- Supplied records:

[start]

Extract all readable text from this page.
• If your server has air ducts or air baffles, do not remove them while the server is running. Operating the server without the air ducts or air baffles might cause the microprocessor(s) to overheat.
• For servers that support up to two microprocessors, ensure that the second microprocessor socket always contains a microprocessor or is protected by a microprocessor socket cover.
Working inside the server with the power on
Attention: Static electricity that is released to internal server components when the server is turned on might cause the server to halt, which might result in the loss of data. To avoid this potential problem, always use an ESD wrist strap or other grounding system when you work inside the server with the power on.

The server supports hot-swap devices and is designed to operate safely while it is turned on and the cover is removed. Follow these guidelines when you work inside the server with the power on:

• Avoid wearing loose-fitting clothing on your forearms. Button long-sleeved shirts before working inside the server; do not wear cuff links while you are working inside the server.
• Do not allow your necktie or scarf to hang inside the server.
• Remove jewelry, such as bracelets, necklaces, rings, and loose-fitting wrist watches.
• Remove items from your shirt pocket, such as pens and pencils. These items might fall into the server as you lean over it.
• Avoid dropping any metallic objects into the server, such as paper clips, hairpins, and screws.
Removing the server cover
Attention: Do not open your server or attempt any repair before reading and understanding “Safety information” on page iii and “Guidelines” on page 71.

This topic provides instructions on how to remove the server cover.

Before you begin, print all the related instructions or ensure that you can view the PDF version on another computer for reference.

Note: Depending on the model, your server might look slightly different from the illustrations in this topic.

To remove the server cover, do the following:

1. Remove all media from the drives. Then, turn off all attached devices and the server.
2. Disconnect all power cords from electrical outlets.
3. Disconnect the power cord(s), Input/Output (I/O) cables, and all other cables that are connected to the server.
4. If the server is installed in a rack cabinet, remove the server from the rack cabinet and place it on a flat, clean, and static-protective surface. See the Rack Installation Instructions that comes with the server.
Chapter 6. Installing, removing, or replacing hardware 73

[end]

- Task description:
The records above must be repeated exactly, every one of them.

- Solution to the problem:
Extract all readable text from this page.
• If your server has air ducts or air baffles, do not remove them while the server is running. Operating the server without the air ducts or air baffles might cause the microprocessor(s) to overheat.
• For servers that support up to two microprocessors, ensure that the second microprocessor socket always contains a microprocessor or is protected by a microprocessor socket cover.
Working inside the server with the power on
Attention: Static electricity that is released to internal server components when the server is turned on might cause the server to halt, which might result in the loss of data. To avoid this potential problem, always use an ESD wrist strap or other grounding system when you work inside the server with the power on.

The server supports hot-swap devices and is designed to operate safely while it is turned on and the cover is removed. Follow these guidelines when you work inside the server with the power on:

• Avoid wearing loose-fitting clothing on your forearms. Button long-sleeved shirts before working inside the server; do not wear cuff links while you are working inside the server.
• Do not allow your necktie or scarf to hang inside the server.
• Remove jewelry, such as bracelets, necklaces, rings, and loose-fitting wrist watches.
• Remove items from your shirt pocket, such as pens and pencils. These items might fall into the server as you lean over it.
• Avoid dropping any metallic objects into the server, such as paper clips, hairpins, and screws.
Removing the server cover
Attention: Do not open your server or attempt any repair before reading and understanding “Safety information” on page iii and “Guidelines” on page 71.

This topic provides instructions on how to remove the server cover.

Before you begin, print all the related instructions or ensure that you can view the PDF version on another computer for reference.

Note: Depending on the model, your server might look slightly different from the illustrations in this topic.

To remove the server cover, do the following:

1. Remove all media from the drives. Then, turn off all attached devices and the server.
2. Disconnect all power cords from electrical outlets.
3. Disconnect the power cord(s), Input/Output (I/O) cables, and all other cables that are connected to the server.
4. If the server is installed in a rack cabinet, remove the server from the rack cabinet and place it on a flat, clean, and static-protective surface. See the Rack Installation Instructions that comes with the server.
Chapter 6. Installing, removing, or replacing hardware 73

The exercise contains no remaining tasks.